## Extract provided
************
Editorial: Women’s History Month
The idea of UndocuWeek, as a campus event, may mean very little to the average American passing through the average American campus.
It may also mean everything to any student who has ever considered themselves a “dreamer” at an American college.
This can also be a frightening time if you are someone who knows the press could be at one of these events, ready to snap a picture and give your identity away.
And it is certainly a trying time to be a reporter; to know where the lines are in a typically-public space where photos can normally be snapped in the open freely.
Some special rules exist when you are a reporter covering events about and for the dreamers in our midst.
For a person who has never once questioned their place on this campus, in this country, due to birth, it may have little to no impact on their week.
For a person who has never worried about their identity, never had any reason to hide in plain sight, it may seem to be an odd thing to celebrate such a week.
For someone whose life as a student may depend upon their anonymity, this week can be so much more.
************
## Provided data
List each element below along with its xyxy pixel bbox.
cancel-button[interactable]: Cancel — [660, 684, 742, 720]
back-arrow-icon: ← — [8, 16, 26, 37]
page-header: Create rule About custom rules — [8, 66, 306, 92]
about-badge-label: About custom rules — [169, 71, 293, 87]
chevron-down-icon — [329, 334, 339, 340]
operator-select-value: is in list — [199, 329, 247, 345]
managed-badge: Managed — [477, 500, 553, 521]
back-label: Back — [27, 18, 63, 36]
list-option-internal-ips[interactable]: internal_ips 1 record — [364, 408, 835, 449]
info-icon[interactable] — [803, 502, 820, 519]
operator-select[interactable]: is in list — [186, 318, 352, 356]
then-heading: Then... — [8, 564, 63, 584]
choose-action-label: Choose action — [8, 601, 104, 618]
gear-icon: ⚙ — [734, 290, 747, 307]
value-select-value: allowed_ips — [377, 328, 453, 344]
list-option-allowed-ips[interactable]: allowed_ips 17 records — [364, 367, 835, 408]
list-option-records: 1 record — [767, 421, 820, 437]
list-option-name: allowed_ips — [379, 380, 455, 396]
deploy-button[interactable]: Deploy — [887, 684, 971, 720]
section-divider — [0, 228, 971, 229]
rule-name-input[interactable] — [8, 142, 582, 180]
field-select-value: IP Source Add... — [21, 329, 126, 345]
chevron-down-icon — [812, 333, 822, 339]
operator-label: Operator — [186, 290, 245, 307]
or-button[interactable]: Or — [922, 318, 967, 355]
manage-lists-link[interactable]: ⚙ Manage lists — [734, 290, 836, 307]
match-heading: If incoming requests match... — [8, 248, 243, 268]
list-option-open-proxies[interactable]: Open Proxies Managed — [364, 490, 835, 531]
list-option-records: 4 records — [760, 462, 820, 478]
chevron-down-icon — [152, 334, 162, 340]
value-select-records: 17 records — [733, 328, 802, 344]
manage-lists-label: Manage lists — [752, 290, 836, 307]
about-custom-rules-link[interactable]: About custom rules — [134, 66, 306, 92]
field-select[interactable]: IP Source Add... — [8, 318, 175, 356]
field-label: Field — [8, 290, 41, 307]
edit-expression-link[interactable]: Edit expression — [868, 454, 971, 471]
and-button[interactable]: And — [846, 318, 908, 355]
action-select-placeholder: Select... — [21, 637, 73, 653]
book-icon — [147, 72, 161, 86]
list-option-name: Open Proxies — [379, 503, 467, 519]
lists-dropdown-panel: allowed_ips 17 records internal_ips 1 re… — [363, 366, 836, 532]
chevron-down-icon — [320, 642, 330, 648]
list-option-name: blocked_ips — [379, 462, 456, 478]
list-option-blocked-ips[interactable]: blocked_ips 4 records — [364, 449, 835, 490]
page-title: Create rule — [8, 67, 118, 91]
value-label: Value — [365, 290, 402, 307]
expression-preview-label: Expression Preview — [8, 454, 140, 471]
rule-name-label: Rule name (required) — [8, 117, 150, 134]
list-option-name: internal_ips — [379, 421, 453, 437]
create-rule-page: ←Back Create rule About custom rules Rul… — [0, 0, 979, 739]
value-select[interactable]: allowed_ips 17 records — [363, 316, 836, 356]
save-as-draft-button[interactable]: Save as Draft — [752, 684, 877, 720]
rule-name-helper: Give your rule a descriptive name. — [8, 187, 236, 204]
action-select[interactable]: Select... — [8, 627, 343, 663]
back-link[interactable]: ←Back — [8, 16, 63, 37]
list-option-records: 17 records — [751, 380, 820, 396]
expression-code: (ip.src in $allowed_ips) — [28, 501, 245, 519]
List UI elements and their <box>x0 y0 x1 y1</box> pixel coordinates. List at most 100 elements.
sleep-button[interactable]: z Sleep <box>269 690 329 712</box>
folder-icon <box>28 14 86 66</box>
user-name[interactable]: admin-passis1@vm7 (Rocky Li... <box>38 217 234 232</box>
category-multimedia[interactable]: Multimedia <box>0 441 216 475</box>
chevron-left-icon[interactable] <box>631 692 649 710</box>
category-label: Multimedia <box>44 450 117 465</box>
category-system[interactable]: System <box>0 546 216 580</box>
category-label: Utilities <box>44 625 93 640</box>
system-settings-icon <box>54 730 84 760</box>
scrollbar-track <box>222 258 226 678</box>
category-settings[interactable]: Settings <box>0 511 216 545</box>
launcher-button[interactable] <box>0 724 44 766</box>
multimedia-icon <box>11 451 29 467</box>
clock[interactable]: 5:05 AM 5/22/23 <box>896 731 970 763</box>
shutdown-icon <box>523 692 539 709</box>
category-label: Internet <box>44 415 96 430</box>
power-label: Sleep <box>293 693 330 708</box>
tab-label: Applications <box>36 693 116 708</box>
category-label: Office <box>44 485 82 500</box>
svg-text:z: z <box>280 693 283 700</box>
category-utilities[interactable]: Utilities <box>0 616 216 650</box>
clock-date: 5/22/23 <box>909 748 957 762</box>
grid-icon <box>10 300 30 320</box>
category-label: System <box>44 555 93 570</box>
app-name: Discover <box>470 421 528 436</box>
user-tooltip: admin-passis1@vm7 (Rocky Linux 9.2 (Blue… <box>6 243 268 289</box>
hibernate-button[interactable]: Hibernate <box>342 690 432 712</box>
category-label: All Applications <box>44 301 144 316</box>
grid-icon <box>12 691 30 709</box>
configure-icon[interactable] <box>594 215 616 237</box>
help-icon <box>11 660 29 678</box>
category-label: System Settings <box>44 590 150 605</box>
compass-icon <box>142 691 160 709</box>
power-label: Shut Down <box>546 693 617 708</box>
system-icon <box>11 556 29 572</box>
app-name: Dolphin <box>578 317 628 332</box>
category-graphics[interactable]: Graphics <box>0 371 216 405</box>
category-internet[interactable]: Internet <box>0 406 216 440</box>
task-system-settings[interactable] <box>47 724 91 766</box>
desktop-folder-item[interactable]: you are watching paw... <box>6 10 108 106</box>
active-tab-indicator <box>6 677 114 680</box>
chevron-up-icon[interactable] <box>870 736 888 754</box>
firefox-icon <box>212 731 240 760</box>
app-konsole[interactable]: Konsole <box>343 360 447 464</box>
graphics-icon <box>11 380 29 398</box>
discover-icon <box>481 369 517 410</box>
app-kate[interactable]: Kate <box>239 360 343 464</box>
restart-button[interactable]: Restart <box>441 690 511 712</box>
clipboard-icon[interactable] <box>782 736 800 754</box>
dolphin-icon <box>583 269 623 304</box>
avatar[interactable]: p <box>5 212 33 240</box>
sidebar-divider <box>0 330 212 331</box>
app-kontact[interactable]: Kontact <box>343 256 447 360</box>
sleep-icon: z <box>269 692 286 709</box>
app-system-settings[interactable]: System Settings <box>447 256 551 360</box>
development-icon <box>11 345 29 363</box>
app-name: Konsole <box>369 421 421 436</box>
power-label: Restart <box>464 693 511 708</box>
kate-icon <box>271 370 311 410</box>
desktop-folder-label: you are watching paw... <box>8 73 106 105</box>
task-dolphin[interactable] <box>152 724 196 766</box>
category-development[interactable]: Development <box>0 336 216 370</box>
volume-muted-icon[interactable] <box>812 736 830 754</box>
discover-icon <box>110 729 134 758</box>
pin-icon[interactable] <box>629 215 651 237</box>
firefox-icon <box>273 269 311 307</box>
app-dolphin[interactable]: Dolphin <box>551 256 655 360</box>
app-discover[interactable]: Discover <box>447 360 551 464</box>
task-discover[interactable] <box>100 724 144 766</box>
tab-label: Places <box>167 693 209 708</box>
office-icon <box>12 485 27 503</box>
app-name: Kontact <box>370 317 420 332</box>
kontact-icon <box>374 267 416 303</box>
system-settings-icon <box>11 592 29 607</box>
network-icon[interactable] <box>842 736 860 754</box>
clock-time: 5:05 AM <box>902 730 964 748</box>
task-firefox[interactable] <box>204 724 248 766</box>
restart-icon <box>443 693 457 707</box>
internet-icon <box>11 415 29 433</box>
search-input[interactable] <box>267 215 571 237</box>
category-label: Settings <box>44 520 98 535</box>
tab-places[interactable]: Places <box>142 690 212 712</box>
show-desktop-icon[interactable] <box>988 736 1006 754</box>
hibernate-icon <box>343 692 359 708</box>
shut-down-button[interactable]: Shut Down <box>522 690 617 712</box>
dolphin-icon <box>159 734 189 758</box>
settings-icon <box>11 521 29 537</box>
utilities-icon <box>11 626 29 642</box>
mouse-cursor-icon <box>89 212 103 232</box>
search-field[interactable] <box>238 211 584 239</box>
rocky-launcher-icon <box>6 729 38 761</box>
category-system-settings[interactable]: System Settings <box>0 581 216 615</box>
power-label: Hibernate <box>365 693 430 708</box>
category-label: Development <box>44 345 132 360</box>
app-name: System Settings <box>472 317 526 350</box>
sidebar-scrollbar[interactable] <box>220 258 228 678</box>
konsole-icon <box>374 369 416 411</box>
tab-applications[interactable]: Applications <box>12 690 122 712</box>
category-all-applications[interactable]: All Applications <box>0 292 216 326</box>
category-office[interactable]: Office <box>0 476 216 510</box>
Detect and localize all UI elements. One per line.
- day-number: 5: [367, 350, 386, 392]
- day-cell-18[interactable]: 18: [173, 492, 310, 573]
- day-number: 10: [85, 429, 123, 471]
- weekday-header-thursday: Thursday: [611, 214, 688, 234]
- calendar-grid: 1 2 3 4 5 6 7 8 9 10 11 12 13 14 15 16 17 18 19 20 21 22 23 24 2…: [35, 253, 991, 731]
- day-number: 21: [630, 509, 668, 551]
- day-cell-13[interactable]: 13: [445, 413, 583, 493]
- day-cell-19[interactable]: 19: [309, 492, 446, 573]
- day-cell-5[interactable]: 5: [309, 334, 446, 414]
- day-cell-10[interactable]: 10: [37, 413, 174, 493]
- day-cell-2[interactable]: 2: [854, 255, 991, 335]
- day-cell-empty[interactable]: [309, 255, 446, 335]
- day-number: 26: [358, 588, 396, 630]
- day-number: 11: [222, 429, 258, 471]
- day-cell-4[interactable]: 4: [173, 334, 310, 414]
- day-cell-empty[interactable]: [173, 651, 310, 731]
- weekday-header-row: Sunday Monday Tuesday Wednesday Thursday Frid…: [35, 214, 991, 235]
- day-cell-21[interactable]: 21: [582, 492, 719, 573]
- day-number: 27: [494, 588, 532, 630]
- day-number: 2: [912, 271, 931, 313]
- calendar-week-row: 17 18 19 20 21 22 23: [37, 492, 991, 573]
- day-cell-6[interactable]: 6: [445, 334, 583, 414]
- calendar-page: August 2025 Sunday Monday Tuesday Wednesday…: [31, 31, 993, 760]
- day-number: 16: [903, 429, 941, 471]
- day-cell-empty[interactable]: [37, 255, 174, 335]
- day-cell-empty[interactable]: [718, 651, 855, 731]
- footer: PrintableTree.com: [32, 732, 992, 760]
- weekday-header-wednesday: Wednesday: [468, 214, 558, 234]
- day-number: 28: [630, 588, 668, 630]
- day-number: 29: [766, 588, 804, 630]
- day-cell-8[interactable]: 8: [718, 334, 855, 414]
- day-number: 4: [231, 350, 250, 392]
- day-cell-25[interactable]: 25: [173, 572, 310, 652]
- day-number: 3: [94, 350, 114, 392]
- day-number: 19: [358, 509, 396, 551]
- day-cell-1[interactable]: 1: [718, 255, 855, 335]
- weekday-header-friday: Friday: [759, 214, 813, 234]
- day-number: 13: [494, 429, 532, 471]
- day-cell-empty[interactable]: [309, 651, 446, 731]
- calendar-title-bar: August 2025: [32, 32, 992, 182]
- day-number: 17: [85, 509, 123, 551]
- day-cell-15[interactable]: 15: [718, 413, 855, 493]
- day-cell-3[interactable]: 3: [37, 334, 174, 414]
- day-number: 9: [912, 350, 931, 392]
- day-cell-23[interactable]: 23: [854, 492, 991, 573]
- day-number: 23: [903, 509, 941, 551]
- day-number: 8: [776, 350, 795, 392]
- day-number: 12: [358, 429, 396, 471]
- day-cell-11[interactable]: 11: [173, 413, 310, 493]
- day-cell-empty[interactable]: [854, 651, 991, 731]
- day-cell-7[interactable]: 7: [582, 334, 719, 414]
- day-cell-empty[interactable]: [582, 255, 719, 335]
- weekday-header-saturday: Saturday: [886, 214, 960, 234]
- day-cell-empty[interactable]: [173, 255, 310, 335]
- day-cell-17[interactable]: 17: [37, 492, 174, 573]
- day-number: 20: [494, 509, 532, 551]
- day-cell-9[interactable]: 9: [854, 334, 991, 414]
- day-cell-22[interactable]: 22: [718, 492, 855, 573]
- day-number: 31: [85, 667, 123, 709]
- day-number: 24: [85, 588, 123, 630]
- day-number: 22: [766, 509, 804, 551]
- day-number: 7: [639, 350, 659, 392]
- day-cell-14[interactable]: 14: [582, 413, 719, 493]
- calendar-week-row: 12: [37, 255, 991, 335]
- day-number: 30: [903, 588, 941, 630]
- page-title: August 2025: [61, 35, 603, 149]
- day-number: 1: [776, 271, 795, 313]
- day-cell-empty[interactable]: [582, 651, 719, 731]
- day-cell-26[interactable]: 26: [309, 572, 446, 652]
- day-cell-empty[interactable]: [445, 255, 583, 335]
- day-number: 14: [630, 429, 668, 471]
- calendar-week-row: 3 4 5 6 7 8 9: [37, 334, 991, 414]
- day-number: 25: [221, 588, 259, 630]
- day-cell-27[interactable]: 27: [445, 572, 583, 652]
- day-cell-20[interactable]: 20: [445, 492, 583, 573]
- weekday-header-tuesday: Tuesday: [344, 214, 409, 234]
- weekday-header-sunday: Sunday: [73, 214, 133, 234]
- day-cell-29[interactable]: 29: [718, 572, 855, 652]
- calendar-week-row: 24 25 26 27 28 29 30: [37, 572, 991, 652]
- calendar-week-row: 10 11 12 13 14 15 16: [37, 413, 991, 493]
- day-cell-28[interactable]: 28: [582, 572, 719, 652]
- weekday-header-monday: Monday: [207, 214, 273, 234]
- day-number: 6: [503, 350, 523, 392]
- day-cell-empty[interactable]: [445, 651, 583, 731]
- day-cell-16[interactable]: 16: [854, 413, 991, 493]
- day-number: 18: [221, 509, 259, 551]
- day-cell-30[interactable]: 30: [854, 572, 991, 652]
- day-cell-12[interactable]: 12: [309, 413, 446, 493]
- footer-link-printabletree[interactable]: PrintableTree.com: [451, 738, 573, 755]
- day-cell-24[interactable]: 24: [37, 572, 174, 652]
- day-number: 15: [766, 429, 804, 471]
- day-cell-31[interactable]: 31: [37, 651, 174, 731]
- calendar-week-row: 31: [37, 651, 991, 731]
************
## Given instruction
Reproduce the full editorial on UndocuWeek from above, word for word and including its headline.

## Solution to this exercise
Editorial: Women’s History Month
The idea of UndocuWeek, as a campus event, may mean very little to the average American passing through the average American campus.
It may also mean everything to any student who has ever considered themselves a “dreamer” at an American college.
This can also be a frightening time if you are someone who knows the press could be at one of these events, ready to snap a picture and give your identity away.
And it is certainly a trying time to be a reporter; to know where the lines are in a typically-public space where photos can normally be snapped in the open freely.
Some special rules exist when you are a reporter covering events about and for the dreamers in our midst.
For a person who has never once questioned their place on this campus, in this country, due to birth, it may have little to no impact on their week.
For a person who has never worried about their identity, never had any reason to hide in plain sight, it may seem to be an odd thing to celebrate such a week.
For someone whose life as a student may depend upon their anonymity, this week can be so much more.